Task inputs:
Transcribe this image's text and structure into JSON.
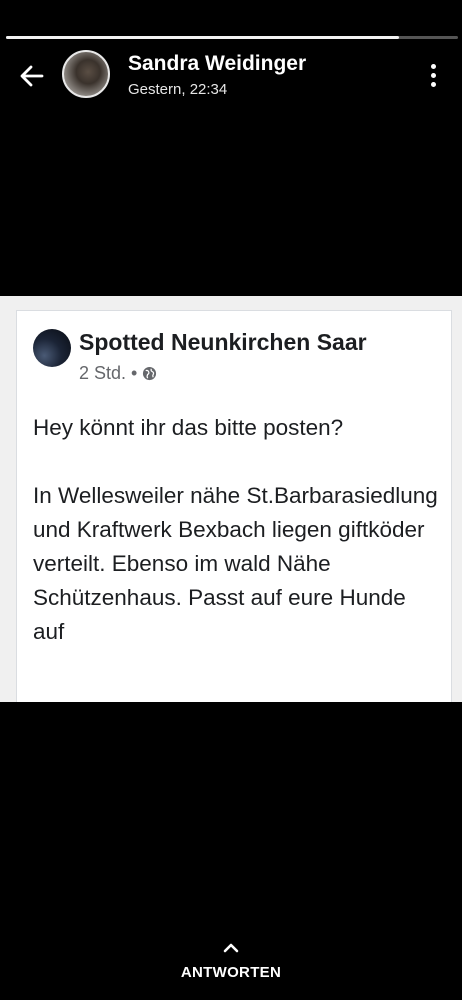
{
  "story": {
    "progress_fraction": 0.87,
    "sender_name": "Sandra Weidinger",
    "timestamp": "Gestern, 22:34",
    "icons": {
      "back": "arrow-left-icon",
      "more": "more-vertical-icon",
      "reply": "chevron-up-icon"
    }
  },
  "post": {
    "page_name": "Spotted Neunkirchen Saar",
    "time_ago": "2 Std.",
    "separator": "•",
    "audience_icon": "globe-icon",
    "text": "Hey könnt ihr das bitte posten?\n\nIn Wellesweiler nähe St.Barbarasiedlung und Kraftwerk Bexbach liegen giftköder verteilt. Ebenso im wald Nähe Schützenhaus. Passt auf eure Hunde auf"
  },
  "footer": {
    "reply_label": "ANTWORTEN"
  }
}
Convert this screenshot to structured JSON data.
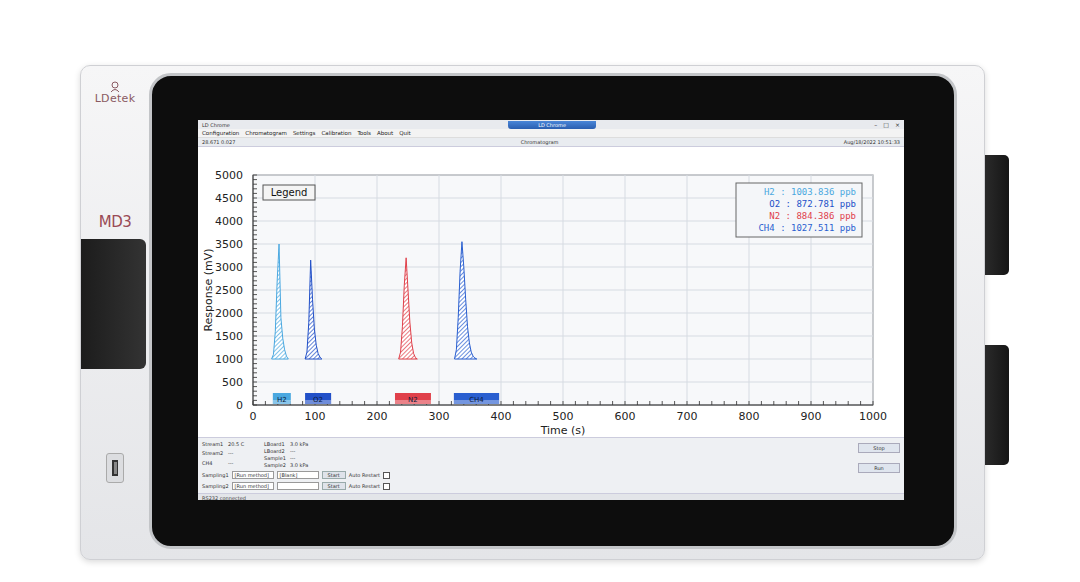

Exercise details: Return the material word for word. Pictures are not part of the copy.

Reply to the task:
Transcribe this image's text and structure into JSON.
{
  "story": {
    "progress_fraction": 0.87,
    "sender_name": "Sandra Weidinger",
    "timestamp": "Gestern, 22:34",
    "icons": {
      "back": "arrow-left-icon",
      "more": "more-vertical-icon",
      "reply": "chevron-up-icon"
    }
  },
  "post": {
    "page_name": "Spotted Neunkirchen Saar",
    "time_ago": "2 Std.",
    "separator": "•",
    "audience_icon": "globe-icon",
    "text": "Hey könnt ihr das bitte posten?\n\nIn Wellesweiler nähe St.Barbarasiedlung und Kraftwerk Bexbach liegen giftköder verteilt. Ebenso im wald Nähe Schützenhaus. Passt auf eure Hunde auf"
  },
  "footer": {
    "reply_label": "ANTWORTEN"
  }
}
Convert this screenshot to structured JSON data.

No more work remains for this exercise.